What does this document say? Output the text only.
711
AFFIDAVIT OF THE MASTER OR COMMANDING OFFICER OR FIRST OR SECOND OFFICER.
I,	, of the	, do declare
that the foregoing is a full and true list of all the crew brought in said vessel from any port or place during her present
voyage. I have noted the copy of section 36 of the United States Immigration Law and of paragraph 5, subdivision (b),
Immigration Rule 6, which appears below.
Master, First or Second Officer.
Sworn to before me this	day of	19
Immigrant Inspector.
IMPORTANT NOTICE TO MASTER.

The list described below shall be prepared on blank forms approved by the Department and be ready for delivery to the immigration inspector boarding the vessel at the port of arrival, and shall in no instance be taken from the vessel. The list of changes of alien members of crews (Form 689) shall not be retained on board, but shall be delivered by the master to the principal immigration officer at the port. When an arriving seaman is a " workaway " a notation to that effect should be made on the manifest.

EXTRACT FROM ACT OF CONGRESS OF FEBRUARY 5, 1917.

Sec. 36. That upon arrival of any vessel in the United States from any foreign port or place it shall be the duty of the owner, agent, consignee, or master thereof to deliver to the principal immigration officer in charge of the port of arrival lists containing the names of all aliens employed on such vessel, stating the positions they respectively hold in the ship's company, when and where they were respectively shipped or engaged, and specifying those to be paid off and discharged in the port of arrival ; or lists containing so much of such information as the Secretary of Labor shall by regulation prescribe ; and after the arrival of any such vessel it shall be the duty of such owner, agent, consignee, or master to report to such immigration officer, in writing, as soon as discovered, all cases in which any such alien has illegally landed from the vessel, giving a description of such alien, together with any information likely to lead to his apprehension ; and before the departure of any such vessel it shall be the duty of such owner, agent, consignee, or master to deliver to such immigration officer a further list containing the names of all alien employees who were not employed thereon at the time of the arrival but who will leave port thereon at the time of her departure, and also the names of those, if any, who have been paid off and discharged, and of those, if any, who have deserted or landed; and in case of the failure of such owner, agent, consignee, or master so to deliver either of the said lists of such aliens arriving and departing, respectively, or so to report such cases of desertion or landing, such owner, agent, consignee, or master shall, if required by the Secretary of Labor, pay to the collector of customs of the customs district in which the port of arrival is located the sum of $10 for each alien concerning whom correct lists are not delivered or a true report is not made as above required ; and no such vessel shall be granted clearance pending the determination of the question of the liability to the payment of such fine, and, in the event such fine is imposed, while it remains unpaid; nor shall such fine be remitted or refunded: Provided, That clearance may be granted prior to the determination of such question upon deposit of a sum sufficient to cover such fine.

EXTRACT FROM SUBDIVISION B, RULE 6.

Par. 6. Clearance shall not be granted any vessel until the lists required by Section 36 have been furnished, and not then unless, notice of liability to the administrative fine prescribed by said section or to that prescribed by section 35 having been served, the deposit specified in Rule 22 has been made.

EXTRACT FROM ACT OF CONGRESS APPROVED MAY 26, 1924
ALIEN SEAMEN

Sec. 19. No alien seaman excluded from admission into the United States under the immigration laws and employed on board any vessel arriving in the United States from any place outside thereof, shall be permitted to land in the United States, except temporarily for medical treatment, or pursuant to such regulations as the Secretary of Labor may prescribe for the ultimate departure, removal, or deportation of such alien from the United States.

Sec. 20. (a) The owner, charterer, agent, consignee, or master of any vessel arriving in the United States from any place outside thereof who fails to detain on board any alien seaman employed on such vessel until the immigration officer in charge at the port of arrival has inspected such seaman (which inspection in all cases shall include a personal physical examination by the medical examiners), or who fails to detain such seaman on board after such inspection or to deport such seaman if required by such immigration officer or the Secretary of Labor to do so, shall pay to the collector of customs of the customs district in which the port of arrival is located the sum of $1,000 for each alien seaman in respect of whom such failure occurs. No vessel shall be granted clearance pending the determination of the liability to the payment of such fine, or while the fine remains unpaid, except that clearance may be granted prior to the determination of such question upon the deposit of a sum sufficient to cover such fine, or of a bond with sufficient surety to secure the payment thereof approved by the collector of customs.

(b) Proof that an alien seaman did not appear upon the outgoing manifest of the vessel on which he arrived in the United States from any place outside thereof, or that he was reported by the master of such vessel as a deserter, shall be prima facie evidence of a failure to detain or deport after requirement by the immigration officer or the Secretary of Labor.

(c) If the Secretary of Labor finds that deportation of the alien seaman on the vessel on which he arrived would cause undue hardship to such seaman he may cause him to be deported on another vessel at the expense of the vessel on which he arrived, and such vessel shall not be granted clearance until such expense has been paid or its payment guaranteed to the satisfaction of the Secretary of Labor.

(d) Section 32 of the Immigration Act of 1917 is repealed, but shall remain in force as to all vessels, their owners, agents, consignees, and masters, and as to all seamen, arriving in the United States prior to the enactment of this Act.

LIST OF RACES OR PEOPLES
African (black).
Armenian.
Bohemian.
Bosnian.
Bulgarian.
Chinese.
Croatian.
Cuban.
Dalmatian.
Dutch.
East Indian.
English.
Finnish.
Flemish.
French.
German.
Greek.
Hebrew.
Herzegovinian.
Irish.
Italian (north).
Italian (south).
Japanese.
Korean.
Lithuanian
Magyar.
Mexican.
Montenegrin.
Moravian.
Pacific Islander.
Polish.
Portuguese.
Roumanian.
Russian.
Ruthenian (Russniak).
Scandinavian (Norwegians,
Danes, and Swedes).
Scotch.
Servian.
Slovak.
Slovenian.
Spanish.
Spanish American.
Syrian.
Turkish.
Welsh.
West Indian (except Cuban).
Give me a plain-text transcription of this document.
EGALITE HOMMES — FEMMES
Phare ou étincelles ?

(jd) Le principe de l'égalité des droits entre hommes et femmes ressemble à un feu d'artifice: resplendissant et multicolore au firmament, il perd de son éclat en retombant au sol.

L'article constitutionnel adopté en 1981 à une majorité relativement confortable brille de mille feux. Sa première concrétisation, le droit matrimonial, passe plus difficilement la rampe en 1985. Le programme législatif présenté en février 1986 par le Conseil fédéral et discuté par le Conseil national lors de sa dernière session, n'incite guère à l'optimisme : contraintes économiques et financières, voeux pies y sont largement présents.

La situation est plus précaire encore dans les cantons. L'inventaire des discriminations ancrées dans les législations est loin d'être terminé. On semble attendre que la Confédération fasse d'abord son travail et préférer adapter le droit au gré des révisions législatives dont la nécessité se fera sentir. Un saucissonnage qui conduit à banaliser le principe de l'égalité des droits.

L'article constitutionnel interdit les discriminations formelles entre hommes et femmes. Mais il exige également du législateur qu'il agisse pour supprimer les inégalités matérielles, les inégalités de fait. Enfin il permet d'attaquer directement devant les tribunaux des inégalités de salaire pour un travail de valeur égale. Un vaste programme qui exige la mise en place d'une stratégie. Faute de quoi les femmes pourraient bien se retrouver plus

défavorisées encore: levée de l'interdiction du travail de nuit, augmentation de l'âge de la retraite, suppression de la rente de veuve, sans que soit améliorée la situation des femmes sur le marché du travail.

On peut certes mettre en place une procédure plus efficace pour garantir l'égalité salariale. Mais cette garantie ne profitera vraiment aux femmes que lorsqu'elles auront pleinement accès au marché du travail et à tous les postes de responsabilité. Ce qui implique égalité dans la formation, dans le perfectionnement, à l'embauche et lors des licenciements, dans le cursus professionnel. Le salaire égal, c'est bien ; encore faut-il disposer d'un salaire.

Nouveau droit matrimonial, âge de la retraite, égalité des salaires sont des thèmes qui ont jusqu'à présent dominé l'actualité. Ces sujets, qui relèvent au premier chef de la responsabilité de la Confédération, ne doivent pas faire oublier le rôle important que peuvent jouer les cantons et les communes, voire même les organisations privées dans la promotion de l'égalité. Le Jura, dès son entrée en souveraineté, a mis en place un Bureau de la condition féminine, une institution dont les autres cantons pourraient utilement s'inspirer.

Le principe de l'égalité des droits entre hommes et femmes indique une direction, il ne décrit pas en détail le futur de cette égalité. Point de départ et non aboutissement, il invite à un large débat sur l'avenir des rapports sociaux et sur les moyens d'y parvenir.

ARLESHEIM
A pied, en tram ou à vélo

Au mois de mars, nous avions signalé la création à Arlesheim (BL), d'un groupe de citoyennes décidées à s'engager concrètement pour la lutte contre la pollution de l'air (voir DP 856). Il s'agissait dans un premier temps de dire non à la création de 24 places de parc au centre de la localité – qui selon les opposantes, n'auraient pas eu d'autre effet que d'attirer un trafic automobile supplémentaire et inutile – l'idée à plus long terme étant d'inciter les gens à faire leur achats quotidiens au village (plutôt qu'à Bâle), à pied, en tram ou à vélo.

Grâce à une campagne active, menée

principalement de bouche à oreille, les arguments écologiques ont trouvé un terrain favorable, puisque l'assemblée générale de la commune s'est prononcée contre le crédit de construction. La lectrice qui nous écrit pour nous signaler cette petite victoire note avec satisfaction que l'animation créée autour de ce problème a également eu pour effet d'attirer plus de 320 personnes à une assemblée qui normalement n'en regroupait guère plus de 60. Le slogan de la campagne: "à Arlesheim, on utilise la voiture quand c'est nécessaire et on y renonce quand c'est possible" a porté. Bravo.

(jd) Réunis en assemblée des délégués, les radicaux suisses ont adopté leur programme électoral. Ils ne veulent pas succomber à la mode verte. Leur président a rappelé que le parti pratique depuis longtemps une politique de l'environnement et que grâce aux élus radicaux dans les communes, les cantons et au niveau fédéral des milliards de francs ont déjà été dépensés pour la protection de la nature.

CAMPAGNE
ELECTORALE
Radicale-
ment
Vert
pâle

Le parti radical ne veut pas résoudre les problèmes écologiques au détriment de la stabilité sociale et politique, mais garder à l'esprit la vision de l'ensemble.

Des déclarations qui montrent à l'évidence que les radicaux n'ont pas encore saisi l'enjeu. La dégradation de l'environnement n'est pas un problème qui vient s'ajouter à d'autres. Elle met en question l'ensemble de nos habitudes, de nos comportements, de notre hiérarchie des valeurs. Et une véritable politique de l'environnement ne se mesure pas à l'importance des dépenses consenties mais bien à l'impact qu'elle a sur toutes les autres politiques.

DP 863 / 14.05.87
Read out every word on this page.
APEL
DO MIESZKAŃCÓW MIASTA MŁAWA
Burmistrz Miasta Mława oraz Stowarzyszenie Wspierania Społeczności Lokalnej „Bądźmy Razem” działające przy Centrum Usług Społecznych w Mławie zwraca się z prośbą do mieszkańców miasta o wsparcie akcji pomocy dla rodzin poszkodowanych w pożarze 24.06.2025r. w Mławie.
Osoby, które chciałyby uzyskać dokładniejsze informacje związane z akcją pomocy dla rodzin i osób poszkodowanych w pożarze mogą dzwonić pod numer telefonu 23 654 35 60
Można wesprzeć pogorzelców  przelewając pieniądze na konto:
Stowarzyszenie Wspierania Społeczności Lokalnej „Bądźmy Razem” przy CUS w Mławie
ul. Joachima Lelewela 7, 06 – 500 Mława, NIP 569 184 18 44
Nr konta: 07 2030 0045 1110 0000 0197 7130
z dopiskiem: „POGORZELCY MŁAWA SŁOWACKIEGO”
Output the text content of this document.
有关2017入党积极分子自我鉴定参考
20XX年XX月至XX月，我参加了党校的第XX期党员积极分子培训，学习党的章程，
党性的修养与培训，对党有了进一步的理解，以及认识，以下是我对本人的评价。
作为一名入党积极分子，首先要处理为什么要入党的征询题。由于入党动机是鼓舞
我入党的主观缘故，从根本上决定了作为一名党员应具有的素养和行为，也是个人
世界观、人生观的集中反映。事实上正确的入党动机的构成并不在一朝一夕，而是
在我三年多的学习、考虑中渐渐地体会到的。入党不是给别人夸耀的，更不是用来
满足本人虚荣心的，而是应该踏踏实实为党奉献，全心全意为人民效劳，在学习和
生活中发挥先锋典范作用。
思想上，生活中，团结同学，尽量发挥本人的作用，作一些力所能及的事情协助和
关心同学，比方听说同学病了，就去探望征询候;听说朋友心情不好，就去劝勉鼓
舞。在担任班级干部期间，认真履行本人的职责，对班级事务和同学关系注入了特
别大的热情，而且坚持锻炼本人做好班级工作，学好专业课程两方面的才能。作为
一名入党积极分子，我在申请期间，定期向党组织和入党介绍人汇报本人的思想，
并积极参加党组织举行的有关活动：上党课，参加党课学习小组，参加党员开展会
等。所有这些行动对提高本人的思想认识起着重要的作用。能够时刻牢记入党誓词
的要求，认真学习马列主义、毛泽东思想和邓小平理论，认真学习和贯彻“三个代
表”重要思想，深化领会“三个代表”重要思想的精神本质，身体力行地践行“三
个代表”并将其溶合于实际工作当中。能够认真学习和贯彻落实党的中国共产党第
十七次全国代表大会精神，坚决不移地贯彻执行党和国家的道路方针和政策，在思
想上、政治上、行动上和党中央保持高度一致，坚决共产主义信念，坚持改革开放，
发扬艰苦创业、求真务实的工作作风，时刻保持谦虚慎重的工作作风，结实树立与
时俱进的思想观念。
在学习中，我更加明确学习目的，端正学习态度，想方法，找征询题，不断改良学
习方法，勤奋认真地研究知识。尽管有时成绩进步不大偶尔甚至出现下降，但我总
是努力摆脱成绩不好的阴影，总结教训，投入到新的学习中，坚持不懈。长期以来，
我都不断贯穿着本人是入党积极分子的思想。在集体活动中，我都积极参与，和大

- **Set exercise**
State how many lines in the records above contain the word "poszkodowanych", giving only the number.

- **Response to this task**
2